> _AIM_
Restate the entries below word for word, omitting nothing.

(Stored entries)
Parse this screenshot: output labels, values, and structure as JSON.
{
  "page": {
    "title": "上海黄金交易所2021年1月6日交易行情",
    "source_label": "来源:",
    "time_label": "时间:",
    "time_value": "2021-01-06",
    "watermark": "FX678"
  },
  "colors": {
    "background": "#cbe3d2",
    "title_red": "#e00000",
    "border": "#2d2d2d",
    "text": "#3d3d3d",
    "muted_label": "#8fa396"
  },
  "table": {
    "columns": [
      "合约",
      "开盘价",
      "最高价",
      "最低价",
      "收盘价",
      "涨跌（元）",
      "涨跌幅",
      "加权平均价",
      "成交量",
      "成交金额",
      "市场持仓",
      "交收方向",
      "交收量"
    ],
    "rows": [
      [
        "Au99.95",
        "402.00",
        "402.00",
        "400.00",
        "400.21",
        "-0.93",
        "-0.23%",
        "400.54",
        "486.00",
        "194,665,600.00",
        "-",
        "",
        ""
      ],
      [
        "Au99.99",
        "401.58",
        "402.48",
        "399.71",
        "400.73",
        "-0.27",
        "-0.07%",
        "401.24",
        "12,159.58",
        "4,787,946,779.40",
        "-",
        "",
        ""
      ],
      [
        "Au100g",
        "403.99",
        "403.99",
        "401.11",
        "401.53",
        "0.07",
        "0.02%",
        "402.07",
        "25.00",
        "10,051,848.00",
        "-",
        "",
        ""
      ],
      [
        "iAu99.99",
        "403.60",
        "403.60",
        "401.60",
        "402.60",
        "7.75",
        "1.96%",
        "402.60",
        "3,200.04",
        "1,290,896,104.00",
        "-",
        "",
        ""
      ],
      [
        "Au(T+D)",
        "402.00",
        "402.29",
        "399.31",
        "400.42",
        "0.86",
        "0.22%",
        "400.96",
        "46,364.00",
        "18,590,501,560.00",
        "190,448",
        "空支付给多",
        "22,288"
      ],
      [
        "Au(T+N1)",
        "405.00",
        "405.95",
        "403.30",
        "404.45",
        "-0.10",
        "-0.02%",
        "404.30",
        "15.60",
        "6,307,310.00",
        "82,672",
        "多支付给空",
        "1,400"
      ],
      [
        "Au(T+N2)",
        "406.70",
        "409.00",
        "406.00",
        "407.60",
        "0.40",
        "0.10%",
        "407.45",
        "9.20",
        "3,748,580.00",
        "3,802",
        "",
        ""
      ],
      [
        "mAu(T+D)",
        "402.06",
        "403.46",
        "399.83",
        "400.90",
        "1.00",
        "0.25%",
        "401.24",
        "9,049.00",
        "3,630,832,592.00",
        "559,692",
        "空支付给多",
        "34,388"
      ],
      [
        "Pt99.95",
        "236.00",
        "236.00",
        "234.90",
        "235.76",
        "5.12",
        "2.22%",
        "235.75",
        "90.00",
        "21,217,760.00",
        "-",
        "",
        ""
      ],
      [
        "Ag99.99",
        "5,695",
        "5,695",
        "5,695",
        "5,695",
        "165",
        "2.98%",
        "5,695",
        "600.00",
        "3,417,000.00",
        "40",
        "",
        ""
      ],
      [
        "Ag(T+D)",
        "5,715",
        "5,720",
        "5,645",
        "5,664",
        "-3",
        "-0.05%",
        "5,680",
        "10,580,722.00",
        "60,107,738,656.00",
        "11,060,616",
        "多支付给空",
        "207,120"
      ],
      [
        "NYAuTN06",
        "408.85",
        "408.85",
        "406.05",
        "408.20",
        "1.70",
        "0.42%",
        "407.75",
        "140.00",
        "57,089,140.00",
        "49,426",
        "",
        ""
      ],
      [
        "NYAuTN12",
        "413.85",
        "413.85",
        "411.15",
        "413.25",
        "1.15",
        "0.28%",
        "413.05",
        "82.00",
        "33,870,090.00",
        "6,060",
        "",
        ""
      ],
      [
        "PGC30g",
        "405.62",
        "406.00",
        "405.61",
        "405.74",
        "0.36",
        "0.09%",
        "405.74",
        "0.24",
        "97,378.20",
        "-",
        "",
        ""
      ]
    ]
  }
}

> _EXERCISE RESULT_
Parse this screenshot: output labels, values, and structure as JSON.
{
  "page": {
    "title": "上海黄金交易所2021年1月6日交易行情",
    "source_label": "来源:",
    "time_label": "时间:",
    "time_value": "2021-01-06",
    "watermark": "FX678"
  },
  "colors": {
    "background": "#cbe3d2",
    "title_red": "#e00000",
    "border": "#2d2d2d",
    "text": "#3d3d3d",
    "muted_label": "#8fa396"
  },
  "table": {
    "columns": [
      "合约",
      "开盘价",
      "最高价",
      "最低价",
      "收盘价",
      "涨跌（元）",
      "涨跌幅",
      "加权平均价",
      "成交量",
      "成交金额",
      "市场持仓",
      "交收方向",
      "交收量"
    ],
    "rows": [
      [
        "Au99.95",
        "402.00",
        "402.00",
        "400.00",
        "400.21",
        "-0.93",
        "-0.23%",
        "400.54",
        "486.00",
        "194,665,600.00",
        "-",
        "",
        ""
      ],
      [
        "Au99.99",
        "401.58",
        "402.48",
        "399.71",
        "400.73",
        "-0.27",
        "-0.07%",
        "401.24",
        "12,159.58",
        "4,787,946,779.40",
        "-",
        "",
        ""
      ],
      [
        "Au100g",
        "403.99",
        "403.99",
        "401.11",
        "401.53",
        "0.07",
        "0.02%",
        "402.07",
        "25.00",
        "10,051,848.00",
        "-",
        "",
        ""
      ],
      [
        "iAu99.99",
        "403.60",
        "403.60",
        "401.60",
        "402.60",
        "7.75",
        "1.96%",
        "402.60",
        "3,200.04",
        "1,290,896,104.00",
        "-",
        "",
        ""
      ],
      [
        "Au(T+D)",
        "402.00",
        "402.29",
        "399.31",
        "400.42",
        "0.86",
        "0.22%",
        "400.96",
        "46,364.00",
        "18,590,501,560.00",
        "190,448",
        "空支付给多",
        "22,288"
      ],
      [
        "Au(T+N1)",
        "405.00",
        "405.95",
        "403.30",
        "404.45",
        "-0.10",
        "-0.02%",
        "404.30",
        "15.60",
        "6,307,310.00",
        "82,672",
        "多支付给空",
        "1,400"
      ],
      [
        "Au(T+N2)",
        "406.70",
        "409.00",
        "406.00",
        "407.60",
        "0.40",
        "0.10%",
        "407.45",
        "9.20",
        "3,748,580.00",
        "3,802",
        "",
        ""
      ],
      [
        "mAu(T+D)",
        "402.06",
        "403.46",
        "399.83",
        "400.90",
        "1.00",
        "0.25%",
        "401.24",
        "9,049.00",
        "3,630,832,592.00",
        "559,692",
        "空支付给多",
        "34,388"
      ],
      [
        "Pt99.95",
        "236.00",
        "236.00",
        "234.90",
        "235.76",
        "5.12",
        "2.22%",
        "235.75",
        "90.00",
        "21,217,760.00",
        "-",
        "",
        ""
      ],
      [
        "Ag99.99",
        "5,695",
        "5,695",
        "5,695",
        "5,695",
        "165",
        "2.98%",
        "5,695",
        "600.00",
        "3,417,000.00",
        "40",
        "",
        ""
      ],
      [
        "Ag(T+D)",
        "5,715",
        "5,720",
        "5,645",
        "5,664",
        "-3",
        "-0.05%",
        "5,680",
        "10,580,722.00",
        "60,107,738,656.00",
        "11,060,616",
        "多支付给空",
        "207,120"
      ],
      [
        "NYAuTN06",
        "408.85",
        "408.85",
        "406.05",
        "408.20",
        "1.70",
        "0.42%",
        "407.75",
        "140.00",
        "57,089,140.00",
        "49,426",
        "",
        ""
      ],
      [
        "NYAuTN12",
        "413.85",
        "413.85",
        "411.15",
        "413.25",
        "1.15",
        "0.28%",
        "413.05",
        "82.00",
        "33,870,090.00",
        "6,060",
        "",
        ""
      ],
      [
        "PGC30g",
        "405.62",
        "406.00",
        "405.61",
        "405.74",
        "0.36",
        "0.09%",
        "405.74",
        "0.24",
        "97,378.20",
        "-",
        "",
        ""
      ]
    ]
  }
}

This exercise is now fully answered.